(Data extracted from a collection)

========================================================================

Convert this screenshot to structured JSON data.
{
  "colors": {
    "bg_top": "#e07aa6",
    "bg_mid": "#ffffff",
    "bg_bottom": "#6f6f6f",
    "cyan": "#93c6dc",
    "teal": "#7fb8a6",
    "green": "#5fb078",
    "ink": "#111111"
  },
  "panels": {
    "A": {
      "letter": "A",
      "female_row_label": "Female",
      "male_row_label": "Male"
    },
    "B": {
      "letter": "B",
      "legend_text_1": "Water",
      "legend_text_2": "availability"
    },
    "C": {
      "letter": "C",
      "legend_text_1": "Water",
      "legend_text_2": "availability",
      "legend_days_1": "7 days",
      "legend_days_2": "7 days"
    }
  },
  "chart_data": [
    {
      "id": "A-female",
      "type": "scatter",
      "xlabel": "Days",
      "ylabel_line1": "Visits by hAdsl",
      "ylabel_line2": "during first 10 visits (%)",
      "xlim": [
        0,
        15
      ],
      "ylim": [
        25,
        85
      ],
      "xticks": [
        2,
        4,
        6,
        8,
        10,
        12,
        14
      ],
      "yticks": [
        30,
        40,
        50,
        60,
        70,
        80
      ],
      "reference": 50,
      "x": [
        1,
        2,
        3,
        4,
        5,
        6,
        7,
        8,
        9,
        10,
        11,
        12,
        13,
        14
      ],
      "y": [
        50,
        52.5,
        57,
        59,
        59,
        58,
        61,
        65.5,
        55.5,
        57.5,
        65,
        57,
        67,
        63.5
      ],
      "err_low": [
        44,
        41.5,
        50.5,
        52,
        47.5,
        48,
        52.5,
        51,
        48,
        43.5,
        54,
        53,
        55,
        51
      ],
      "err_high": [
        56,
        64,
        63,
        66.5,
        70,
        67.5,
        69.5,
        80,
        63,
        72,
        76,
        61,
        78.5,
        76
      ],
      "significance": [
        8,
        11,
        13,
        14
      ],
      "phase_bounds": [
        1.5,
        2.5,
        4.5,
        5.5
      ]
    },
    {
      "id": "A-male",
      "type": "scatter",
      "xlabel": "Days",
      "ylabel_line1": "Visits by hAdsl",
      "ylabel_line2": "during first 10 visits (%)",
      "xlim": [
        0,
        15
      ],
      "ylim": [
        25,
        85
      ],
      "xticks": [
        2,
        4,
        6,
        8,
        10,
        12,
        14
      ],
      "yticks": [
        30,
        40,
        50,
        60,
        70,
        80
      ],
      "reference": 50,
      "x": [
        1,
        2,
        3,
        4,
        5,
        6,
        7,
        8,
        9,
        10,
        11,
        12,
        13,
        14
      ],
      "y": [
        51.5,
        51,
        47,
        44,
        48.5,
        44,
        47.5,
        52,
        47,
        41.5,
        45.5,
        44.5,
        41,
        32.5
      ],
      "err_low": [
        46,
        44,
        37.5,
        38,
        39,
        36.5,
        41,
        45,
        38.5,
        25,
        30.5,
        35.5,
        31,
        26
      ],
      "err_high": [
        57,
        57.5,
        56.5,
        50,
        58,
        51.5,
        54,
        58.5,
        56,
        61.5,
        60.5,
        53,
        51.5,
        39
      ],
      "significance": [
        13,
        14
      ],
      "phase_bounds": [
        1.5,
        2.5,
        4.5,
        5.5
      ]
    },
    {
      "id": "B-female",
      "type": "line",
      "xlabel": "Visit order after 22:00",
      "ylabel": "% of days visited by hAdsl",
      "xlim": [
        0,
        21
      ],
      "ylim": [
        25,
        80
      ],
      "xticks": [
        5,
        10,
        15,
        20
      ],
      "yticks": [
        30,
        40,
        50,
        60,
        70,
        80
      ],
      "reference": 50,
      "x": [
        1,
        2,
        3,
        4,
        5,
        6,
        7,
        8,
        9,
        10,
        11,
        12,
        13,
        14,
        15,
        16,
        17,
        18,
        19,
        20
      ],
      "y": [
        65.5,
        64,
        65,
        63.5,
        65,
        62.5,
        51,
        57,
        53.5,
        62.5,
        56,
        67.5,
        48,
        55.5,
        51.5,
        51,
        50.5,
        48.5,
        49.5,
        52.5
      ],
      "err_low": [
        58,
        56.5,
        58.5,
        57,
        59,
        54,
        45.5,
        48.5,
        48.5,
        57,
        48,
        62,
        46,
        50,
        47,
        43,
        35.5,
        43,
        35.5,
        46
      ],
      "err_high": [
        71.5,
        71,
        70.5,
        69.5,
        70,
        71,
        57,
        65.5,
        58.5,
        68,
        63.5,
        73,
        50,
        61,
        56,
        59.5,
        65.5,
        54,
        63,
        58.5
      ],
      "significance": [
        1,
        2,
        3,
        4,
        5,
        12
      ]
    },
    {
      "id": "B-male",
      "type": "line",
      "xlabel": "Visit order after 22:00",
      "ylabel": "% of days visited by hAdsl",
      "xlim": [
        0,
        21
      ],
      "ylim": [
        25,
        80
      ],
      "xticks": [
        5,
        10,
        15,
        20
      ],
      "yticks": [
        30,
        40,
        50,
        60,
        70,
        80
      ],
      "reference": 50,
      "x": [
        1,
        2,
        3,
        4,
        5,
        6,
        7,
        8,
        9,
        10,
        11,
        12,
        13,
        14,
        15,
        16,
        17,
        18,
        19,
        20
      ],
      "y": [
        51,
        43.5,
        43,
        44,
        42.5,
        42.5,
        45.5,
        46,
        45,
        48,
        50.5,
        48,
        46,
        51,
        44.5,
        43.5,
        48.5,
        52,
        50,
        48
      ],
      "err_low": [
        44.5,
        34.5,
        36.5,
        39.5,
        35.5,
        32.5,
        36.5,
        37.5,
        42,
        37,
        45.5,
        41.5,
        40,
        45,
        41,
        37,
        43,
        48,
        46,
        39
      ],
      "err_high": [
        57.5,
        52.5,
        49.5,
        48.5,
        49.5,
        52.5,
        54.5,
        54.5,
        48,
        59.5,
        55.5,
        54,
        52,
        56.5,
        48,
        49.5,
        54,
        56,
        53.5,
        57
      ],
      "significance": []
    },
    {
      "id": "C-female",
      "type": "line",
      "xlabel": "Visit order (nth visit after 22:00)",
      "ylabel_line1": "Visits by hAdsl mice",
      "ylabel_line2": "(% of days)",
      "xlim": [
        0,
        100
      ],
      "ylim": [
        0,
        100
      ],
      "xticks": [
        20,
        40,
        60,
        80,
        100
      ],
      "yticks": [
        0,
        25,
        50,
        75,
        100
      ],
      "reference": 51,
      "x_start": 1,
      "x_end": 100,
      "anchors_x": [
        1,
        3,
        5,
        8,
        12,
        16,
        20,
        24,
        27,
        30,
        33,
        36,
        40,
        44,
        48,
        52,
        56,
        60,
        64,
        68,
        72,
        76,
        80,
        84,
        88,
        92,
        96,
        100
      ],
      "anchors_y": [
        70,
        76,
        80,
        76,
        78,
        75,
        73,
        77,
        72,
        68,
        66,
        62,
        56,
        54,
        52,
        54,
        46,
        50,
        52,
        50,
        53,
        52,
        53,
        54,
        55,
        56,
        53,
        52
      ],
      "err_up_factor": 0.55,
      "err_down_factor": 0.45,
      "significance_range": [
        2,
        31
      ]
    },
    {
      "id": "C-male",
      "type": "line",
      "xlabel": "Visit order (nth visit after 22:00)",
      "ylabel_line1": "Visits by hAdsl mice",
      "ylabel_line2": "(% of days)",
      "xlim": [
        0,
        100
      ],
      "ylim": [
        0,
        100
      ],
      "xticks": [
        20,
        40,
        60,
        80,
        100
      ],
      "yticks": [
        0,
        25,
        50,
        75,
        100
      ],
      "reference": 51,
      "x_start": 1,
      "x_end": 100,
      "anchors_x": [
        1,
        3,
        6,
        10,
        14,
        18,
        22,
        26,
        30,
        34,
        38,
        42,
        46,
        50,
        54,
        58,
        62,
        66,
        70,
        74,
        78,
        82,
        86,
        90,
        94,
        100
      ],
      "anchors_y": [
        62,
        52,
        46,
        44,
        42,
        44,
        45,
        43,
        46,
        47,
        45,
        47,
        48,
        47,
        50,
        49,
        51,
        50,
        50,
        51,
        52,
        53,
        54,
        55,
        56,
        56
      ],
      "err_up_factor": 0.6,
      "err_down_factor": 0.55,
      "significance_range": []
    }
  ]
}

========================================================================

What to work on » Return only the count of lines in the records that hold the word "availability".

Answer for the task » 2